◆ Given task:
Images do not belong in the copy. Retype all the entries below exactly.

* * * * * * *

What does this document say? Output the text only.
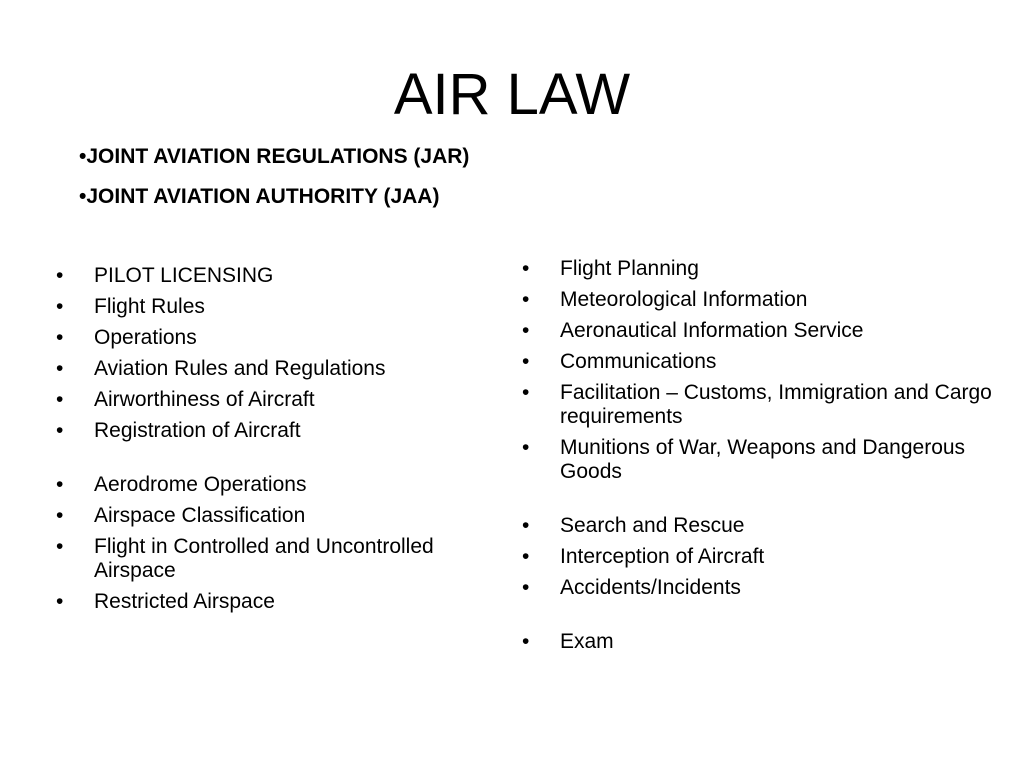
AIR LAW
•JOINT AVIATION REGULATIONS (JAR)
•JOINT AVIATION AUTHORITY (JAA)
• PILOT LICENSING
• Flight Rules
• Operations
• Aviation Rules and Regulations
• Airworthiness of Aircraft
• Registration of Aircraft
• Aerodrome Operations
• Airspace Classification
• Flight in Controlled and Uncontrolled Airspace
• Restricted Airspace
• Flight Planning
• Meteorological Information
• Aeronautical Information Service
• Communications
• Facilitation – Customs, Immigration and Cargo requirements
• Munitions of War, Weapons and Dangerous Goods
• Search and Rescue
• Interception of Aircraft
• Accidents/Incidents
• Exam
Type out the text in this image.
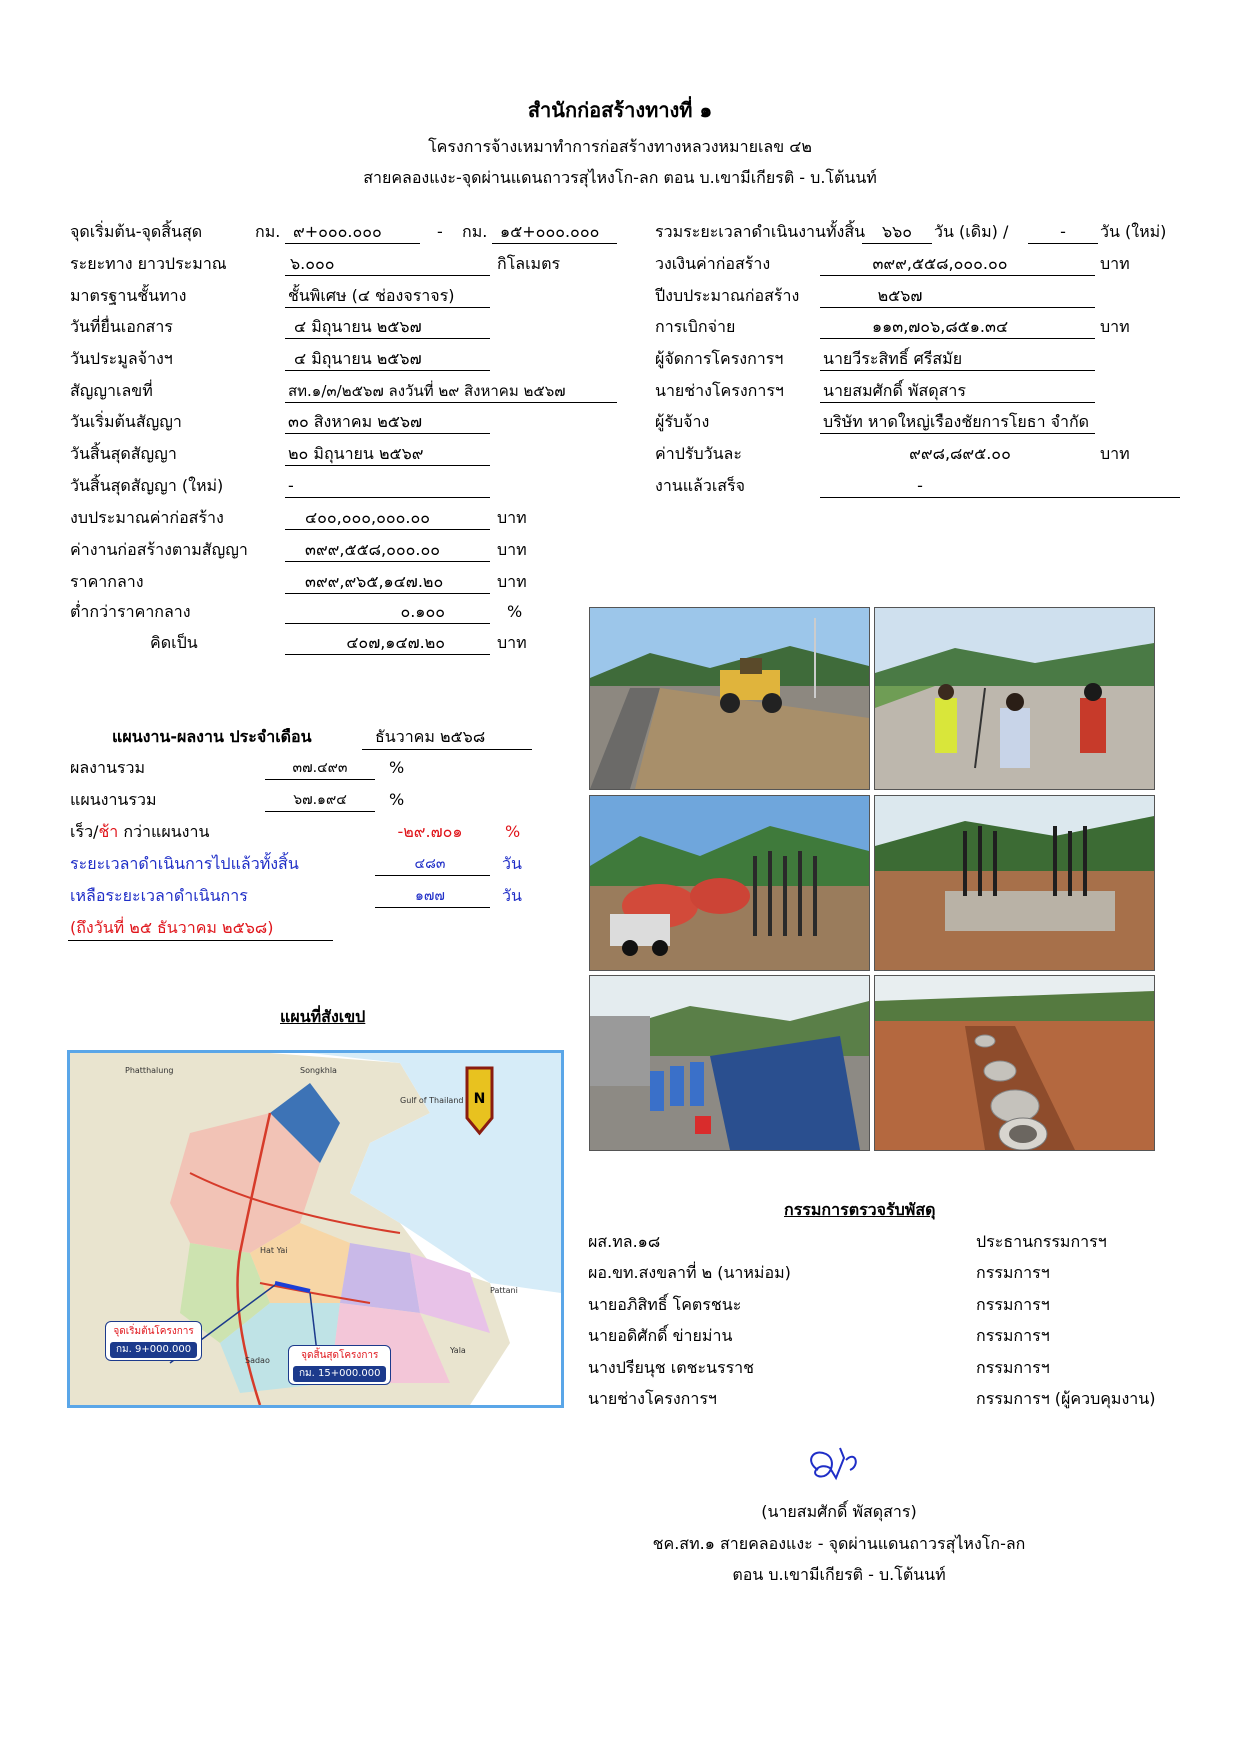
สำนักก่อสร้างทางที่ ๑
โครงการจ้างเหมาทำการก่อสร้างทางหลวงหมายเลข ๔๒
สายคลองแงะ-จุดผ่านแดนถาวรสุไหงโก-ลก ตอน บ.เขามีเกียรติ - บ.โต้นนท์
จุดเริ่มต้น-จุดสิ้นสุด	กม. ๙+๐๐๐.๐๐๐	- กม. ๑๕+๐๐๐.๐๐๐
ระยะทาง ยาวประมาณ	๖.๐๐๐	กิโลเมตร
มาตรฐานชั้นทาง	ชั้นพิเศษ (๔ ช่องจราจร)
วันที่ยื่นเอกสาร	๔ มิถุนายน ๒๕๖๗
วันประมูลจ้างฯ	๔ มิถุนายน ๒๕๖๗
สัญญาเลขที่	สท.๑/๓/๒๕๖๗ ลงวันที่ ๒๙ สิงหาคม ๒๕๖๗
วันเริ่มต้นสัญญา	๓๐ สิงหาคม ๒๕๖๗
วันสิ้นสุดสัญญา	๒๐ มิถุนายน ๒๕๖๙
วันสิ้นสุดสัญญา (ใหม่)	-
งบประมาณค่าก่อสร้าง	๔๐๐,๐๐๐,๐๐๐.๐๐	บาท
ค่างานก่อสร้างตามสัญญา	๓๙๙,๕๕๘,๐๐๐.๐๐	บาท
ราคากลาง	๓๙๙,๙๖๕,๑๔๗.๒๐	บาท
ต่ำกว่าราคากลาง	๐.๑๐๐	%
คิดเป็น	๔๐๗,๑๔๗.๒๐	บาท
รวมระยะเวลาดำเนินงานทั้งสิ้น	๖๖๐	วัน (เดิม) /	-	วัน (ใหม่)
วงเงินค่าก่อสร้าง	๓๙๙,๕๕๘,๐๐๐.๐๐	บาท
ปีงบประมาณก่อสร้าง	๒๕๖๗
การเบิกจ่าย	๑๑๓,๗๐๖,๘๕๑.๓๔	บาท
ผู้จัดการโครงการฯ นายวีระสิทธิ์ ศรีสมัย
นายช่างโครงการฯ นายสมศักดิ์ พัสดุสาร
ผู้รับจ้าง	บริษัท หาดใหญ่เรืองชัยการโยธา จำกัด
ค่าปรับวันละ	๙๙๘,๘๙๕.๐๐	บาท
งานแล้วเสร็จ	-
แผนงาน-ผลงาน ประจำเดือน	ธันวาคม ๒๕๖๘
ผลงานรวม	๓๗.๔๙๓	%
แผนงานรวม	๖๗.๑๙๔	%
เร็ว/ช้า กว่าแผนงาน	-๒๙.๗๐๑	%
ระยะเวลาดำเนินการไปแล้วทั้งสิ้น	๔๘๓	วัน
เหลือระยะเวลาดำเนินการ	๑๗๗	วัน
(ถึงวันที่ ๒๕ ธันวาคม ๒๕๖๘)
แผนที่สังเขป
Phatthalung	Songkhla
Gulf of Thailand
Hat Yai
Sadao
Pattani
Yala
N
จุดเริ่มต้นโครงการ
กม. 9+000.000
จุดสิ้นสุดโครงการ
กม. 15+000.000
กรรมการตรวจรับพัสดุ
ผส.ทล.๑๘	ประธานกรรมการฯ
ผอ.ขท.สงขลาที่ ๒ (นาหม่อม)	กรรมการฯ
นายอภิสิทธิ์ โคตรชนะ	กรรมการฯ
นายอดิศักดิ์ ข่ายม่าน	กรรมการฯ
นางปรียนุช เตชะนรราช	กรรมการฯ
นายช่างโครงการฯ	กรรมการฯ (ผู้ควบคุมงาน)
(นายสมศักดิ์ พัสดุสาร)
ชค.สท.๑ สายคลองแงะ - จุดผ่านแดนถาวรสุไหงโก-ลก
ตอน บ.เขามีเกียรติ - บ.โต้นนท์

* * * * * * *

◆ Output of the task:
What does this document say? Output the text only.
AIR LAW
•JOINT AVIATION REGULATIONS (JAR)
•JOINT AVIATION AUTHORITY (JAA)
• PILOT LICENSING
• Flight Rules
• Operations
• Aviation Rules and Regulations
• Airworthiness of Aircraft
• Registration of Aircraft
• Aerodrome Operations
• Airspace Classification
• Flight in Controlled and Uncontrolled Airspace
• Restricted Airspace
• Flight Planning
• Meteorological Information
• Aeronautical Information Service
• Communications
• Facilitation – Customs, Immigration and Cargo requirements
• Munitions of War, Weapons and Dangerous Goods
• Search and Rescue
• Interception of Aircraft
• Accidents/Incidents
• Exam
Type out the text in this image.
สำนักก่อสร้างทางที่ ๑
โครงการจ้างเหมาทำการก่อสร้างทางหลวงหมายเลข ๔๒
สายคลองแงะ-จุดผ่านแดนถาวรสุไหงโก-ลก ตอน บ.เขามีเกียรติ - บ.โต้นนท์
จุดเริ่มต้น-จุดสิ้นสุด	กม. ๙+๐๐๐.๐๐๐	- กม. ๑๕+๐๐๐.๐๐๐
ระยะทาง ยาวประมาณ	๖.๐๐๐	กิโลเมตร
มาตรฐานชั้นทาง	ชั้นพิเศษ (๔ ช่องจราจร)
วันที่ยื่นเอกสาร	๔ มิถุนายน ๒๕๖๗
วันประมูลจ้างฯ	๔ มิถุนายน ๒๕๖๗
สัญญาเลขที่	สท.๑/๓/๒๕๖๗ ลงวันที่ ๒๙ สิงหาคม ๒๕๖๗
วันเริ่มต้นสัญญา	๓๐ สิงหาคม ๒๕๖๗
วันสิ้นสุดสัญญา	๒๐ มิถุนายน ๒๕๖๙
วันสิ้นสุดสัญญา (ใหม่)	-
งบประมาณค่าก่อสร้าง	๔๐๐,๐๐๐,๐๐๐.๐๐	บาท
ค่างานก่อสร้างตามสัญญา	๓๙๙,๕๕๘,๐๐๐.๐๐	บาท
ราคากลาง	๓๙๙,๙๖๕,๑๔๗.๒๐	บาท
ต่ำกว่าราคากลาง	๐.๑๐๐	%
คิดเป็น	๔๐๗,๑๔๗.๒๐	บาท
รวมระยะเวลาดำเนินงานทั้งสิ้น	๖๖๐	วัน (เดิม) /	-	วัน (ใหม่)
วงเงินค่าก่อสร้าง	๓๙๙,๕๕๘,๐๐๐.๐๐	บาท
ปีงบประมาณก่อสร้าง	๒๕๖๗
การเบิกจ่าย	๑๑๓,๗๐๖,๘๕๑.๓๔	บาท
ผู้จัดการโครงการฯ นายวีระสิทธิ์ ศรีสมัย
นายช่างโครงการฯ นายสมศักดิ์ พัสดุสาร
ผู้รับจ้าง	บริษัท หาดใหญ่เรืองชัยการโยธา จำกัด
ค่าปรับวันละ	๙๙๘,๘๙๕.๐๐	บาท
งานแล้วเสร็จ	-
แผนงาน-ผลงาน ประจำเดือน	ธันวาคม ๒๕๖๘
ผลงานรวม	๓๗.๔๙๓	%
แผนงานรวม	๖๗.๑๙๔	%
เร็ว/ช้า กว่าแผนงาน	-๒๙.๗๐๑	%
ระยะเวลาดำเนินการไปแล้วทั้งสิ้น	๔๘๓	วัน
เหลือระยะเวลาดำเนินการ	๑๗๗	วัน
(ถึงวันที่ ๒๕ ธันวาคม ๒๕๖๘)
แผนที่สังเขป
Phatthalung	Songkhla
Gulf of Thailand
Hat Yai
Sadao
Pattani
Yala
N
จุดเริ่มต้นโครงการ
กม. 9+000.000
จุดสิ้นสุดโครงการ
กม. 15+000.000
กรรมการตรวจรับพัสดุ
ผส.ทล.๑๘	ประธานกรรมการฯ
ผอ.ขท.สงขลาที่ ๒ (นาหม่อม)	กรรมการฯ
นายอภิสิทธิ์ โคตรชนะ	กรรมการฯ
นายอดิศักดิ์ ข่ายม่าน	กรรมการฯ
นางปรียนุช เตชะนรราช	กรรมการฯ
นายช่างโครงการฯ	กรรมการฯ (ผู้ควบคุมงาน)
(นายสมศักดิ์ พัสดุสาร)
ชค.สท.๑ สายคลองแงะ - จุดผ่านแดนถาวรสุไหงโก-ลก
ตอน บ.เขามีเกียรติ - บ.โต้นนท์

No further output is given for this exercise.